(Written instruction):
Gather each line of the entries below that includes "name".

(Information given):
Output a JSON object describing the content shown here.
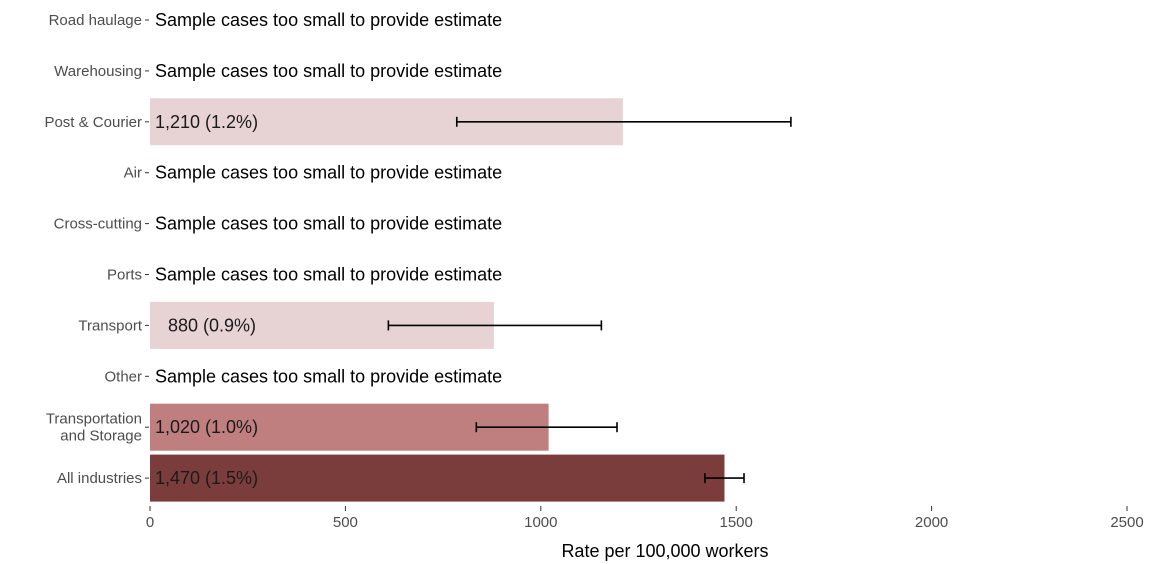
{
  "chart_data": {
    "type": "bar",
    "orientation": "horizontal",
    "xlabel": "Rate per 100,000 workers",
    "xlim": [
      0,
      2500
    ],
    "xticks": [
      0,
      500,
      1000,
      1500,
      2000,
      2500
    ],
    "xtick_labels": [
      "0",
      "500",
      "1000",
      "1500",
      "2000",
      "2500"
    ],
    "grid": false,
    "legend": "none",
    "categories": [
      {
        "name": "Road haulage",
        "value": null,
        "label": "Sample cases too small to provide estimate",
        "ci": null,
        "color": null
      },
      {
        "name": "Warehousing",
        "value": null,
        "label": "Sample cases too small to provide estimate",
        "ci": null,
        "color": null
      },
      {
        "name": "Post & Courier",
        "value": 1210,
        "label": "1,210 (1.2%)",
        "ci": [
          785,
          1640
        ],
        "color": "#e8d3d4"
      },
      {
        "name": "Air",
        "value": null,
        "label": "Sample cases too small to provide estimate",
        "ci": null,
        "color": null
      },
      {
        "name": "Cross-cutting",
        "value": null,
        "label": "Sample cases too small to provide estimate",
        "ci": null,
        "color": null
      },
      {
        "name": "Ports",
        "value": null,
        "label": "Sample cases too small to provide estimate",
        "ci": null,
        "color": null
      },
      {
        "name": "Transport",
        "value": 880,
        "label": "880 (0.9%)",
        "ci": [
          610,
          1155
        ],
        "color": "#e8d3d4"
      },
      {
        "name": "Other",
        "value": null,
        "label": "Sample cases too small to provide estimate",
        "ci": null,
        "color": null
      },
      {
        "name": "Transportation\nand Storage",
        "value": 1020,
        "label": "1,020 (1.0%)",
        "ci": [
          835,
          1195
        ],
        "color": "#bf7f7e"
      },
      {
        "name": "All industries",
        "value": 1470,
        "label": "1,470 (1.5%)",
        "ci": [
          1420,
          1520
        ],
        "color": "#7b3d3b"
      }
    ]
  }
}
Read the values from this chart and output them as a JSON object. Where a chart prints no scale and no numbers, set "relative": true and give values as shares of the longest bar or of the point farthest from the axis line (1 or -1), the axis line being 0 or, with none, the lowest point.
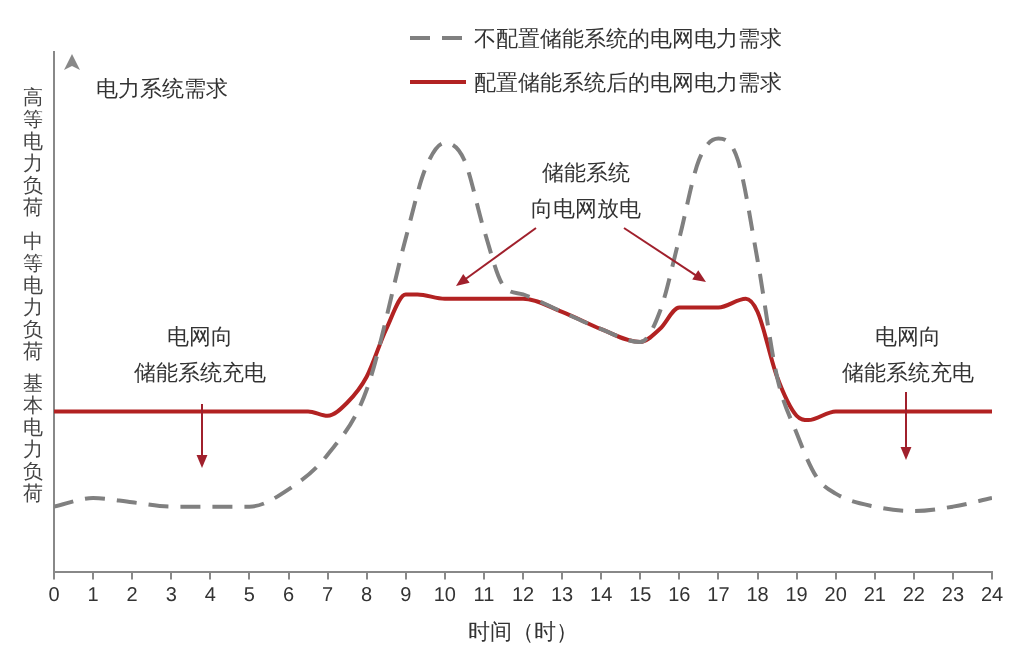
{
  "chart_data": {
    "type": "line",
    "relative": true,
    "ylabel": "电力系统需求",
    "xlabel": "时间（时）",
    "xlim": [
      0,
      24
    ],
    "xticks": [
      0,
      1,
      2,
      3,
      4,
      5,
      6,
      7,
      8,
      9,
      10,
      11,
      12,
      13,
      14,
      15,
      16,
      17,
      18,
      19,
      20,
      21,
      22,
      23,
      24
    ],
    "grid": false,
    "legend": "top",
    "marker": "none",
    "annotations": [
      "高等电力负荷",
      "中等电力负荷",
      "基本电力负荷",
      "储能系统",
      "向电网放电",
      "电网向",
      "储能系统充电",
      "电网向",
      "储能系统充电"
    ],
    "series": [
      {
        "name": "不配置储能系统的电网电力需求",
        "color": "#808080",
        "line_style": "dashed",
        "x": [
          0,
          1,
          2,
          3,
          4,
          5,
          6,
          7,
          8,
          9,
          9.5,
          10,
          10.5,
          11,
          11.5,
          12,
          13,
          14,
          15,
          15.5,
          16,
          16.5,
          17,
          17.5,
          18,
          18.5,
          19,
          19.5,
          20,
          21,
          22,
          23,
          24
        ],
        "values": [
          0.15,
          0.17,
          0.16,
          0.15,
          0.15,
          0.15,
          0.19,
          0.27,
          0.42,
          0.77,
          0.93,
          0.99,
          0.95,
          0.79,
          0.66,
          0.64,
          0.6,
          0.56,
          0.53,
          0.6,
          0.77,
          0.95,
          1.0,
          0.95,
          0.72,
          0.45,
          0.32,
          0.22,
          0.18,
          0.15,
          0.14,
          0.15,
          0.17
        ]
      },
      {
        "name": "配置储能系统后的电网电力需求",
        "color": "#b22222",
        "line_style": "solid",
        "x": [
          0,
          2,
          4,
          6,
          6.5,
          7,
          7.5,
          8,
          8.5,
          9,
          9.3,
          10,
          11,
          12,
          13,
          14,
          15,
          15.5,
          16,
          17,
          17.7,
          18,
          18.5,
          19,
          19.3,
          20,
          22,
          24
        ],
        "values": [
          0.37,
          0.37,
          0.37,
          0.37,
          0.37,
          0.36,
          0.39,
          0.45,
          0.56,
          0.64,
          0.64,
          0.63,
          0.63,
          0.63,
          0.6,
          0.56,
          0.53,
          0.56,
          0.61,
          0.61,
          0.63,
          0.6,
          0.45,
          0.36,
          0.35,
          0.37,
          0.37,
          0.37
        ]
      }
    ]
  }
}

(Answer for this exercise):
        "name": "Road haulage",
        "name": "Warehousing",
        "name": "Post & Courier",
        "name": "Air",
        "name": "Cross-cutting",
        "name": "Ports",
        "name": "Transport",
        "name": "Other",
        "name": "Transportation\nand Storage",
        "name": "All industries",
        "name": "不配置储能系统的电网电力需求",
        "name": "配置储能系统后的电网电力需求",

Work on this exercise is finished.